▶ [WHAT YOU WILL DO]:
Counting only lines that hold "JSON", give the total and nothing more.

Excerpts from a figure dataset:
--------------------

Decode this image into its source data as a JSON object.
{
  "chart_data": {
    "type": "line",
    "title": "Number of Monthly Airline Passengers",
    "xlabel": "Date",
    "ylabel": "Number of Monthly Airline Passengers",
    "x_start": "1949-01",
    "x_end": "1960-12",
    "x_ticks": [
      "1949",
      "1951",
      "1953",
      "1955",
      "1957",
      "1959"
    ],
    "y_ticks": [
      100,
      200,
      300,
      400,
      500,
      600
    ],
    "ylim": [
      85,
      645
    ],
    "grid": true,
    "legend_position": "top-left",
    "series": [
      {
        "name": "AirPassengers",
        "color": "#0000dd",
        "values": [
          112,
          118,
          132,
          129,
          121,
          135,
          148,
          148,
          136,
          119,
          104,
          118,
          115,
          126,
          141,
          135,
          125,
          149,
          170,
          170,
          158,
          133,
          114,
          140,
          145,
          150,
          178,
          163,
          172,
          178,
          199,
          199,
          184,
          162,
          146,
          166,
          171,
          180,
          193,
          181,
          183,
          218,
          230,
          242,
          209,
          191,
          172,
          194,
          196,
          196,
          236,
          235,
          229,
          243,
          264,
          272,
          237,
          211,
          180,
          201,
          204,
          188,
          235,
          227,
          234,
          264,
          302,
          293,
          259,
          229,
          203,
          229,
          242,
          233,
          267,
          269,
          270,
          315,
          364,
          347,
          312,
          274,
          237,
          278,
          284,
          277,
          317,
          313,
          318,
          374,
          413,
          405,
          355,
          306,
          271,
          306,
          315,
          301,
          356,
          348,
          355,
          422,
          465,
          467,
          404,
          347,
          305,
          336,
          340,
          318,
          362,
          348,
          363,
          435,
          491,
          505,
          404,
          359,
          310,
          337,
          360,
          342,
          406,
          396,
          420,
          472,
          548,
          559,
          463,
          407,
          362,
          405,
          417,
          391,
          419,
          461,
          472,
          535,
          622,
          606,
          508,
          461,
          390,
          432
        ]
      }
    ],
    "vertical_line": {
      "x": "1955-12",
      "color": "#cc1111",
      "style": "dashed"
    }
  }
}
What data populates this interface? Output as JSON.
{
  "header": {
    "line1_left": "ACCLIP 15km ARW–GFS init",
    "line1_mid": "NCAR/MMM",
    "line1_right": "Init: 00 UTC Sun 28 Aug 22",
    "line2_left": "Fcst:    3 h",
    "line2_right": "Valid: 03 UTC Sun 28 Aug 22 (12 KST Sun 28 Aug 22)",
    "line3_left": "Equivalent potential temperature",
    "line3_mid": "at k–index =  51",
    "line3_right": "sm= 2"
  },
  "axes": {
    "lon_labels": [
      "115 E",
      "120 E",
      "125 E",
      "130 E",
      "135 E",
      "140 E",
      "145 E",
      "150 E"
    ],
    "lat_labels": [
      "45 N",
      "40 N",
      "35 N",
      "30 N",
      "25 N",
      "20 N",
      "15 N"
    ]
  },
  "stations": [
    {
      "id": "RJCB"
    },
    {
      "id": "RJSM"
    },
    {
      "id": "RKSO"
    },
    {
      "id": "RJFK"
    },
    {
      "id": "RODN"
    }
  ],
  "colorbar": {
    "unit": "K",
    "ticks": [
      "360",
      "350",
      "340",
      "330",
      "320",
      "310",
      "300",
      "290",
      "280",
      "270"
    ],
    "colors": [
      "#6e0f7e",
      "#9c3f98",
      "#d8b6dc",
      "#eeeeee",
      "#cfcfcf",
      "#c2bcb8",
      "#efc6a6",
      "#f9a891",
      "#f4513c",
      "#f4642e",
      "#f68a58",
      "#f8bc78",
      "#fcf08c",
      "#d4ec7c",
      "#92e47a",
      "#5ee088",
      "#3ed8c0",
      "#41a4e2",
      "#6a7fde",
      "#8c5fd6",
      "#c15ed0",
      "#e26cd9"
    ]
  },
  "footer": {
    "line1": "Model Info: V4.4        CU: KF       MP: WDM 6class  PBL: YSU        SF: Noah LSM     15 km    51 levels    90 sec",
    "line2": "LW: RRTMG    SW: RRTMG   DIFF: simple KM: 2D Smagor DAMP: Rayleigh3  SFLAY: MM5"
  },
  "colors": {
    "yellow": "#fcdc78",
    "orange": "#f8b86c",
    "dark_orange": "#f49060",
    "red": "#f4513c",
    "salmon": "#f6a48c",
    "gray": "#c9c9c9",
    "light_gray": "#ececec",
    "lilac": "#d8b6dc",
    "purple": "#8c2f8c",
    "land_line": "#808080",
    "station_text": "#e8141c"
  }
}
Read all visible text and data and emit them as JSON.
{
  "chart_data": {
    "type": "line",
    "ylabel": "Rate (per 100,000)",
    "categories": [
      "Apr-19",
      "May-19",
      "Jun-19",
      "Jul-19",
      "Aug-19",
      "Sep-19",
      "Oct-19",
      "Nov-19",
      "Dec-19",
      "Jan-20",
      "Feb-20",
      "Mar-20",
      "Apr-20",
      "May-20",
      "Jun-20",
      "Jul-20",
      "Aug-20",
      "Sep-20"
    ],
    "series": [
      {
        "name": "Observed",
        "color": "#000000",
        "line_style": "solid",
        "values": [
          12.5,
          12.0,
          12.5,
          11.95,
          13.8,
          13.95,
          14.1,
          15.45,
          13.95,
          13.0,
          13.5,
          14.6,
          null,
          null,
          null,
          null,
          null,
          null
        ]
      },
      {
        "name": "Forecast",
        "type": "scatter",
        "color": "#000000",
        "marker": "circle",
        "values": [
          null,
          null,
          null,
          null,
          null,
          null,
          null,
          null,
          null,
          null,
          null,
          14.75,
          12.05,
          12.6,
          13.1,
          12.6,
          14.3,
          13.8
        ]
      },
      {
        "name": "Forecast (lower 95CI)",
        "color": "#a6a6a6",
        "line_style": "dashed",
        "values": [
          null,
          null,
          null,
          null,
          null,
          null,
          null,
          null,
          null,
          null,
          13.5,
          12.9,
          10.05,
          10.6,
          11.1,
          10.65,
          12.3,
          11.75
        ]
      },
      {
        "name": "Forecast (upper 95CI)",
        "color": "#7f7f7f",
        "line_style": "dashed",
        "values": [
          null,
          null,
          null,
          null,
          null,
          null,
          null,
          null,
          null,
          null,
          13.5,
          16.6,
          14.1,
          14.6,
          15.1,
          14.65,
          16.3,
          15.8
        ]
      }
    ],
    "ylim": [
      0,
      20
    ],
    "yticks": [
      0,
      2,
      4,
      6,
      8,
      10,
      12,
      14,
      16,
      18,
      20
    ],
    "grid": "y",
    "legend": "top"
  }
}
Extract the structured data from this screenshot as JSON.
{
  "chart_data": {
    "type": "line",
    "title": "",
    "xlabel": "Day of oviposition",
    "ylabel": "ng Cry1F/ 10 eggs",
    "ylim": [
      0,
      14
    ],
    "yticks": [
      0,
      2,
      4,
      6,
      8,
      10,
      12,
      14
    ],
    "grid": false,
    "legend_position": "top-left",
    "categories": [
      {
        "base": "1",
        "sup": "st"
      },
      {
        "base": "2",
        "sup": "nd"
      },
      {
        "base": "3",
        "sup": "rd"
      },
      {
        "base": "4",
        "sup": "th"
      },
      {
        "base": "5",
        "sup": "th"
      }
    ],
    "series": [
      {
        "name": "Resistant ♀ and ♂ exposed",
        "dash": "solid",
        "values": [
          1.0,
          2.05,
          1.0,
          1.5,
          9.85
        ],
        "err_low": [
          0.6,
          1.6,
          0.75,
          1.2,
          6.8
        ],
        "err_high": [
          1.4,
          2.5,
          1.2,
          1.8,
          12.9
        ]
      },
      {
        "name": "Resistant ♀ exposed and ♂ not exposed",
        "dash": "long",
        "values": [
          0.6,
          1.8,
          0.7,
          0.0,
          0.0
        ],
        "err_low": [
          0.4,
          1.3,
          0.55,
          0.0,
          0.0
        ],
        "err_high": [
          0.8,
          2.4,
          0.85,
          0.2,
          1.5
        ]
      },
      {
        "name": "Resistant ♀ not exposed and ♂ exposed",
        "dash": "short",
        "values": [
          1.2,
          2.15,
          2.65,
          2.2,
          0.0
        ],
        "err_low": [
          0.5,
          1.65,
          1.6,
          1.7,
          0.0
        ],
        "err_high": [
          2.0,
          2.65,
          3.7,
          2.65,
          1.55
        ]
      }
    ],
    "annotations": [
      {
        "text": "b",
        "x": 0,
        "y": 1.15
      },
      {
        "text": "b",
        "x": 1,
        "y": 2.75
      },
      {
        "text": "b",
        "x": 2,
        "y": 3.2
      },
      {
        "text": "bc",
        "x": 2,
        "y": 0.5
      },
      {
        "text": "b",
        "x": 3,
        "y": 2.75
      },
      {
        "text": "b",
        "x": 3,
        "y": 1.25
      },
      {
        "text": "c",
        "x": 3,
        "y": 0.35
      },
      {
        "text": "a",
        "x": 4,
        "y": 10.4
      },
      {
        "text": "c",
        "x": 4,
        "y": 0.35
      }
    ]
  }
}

--------------------

▶ [COMPLETE RESPONSE]:
4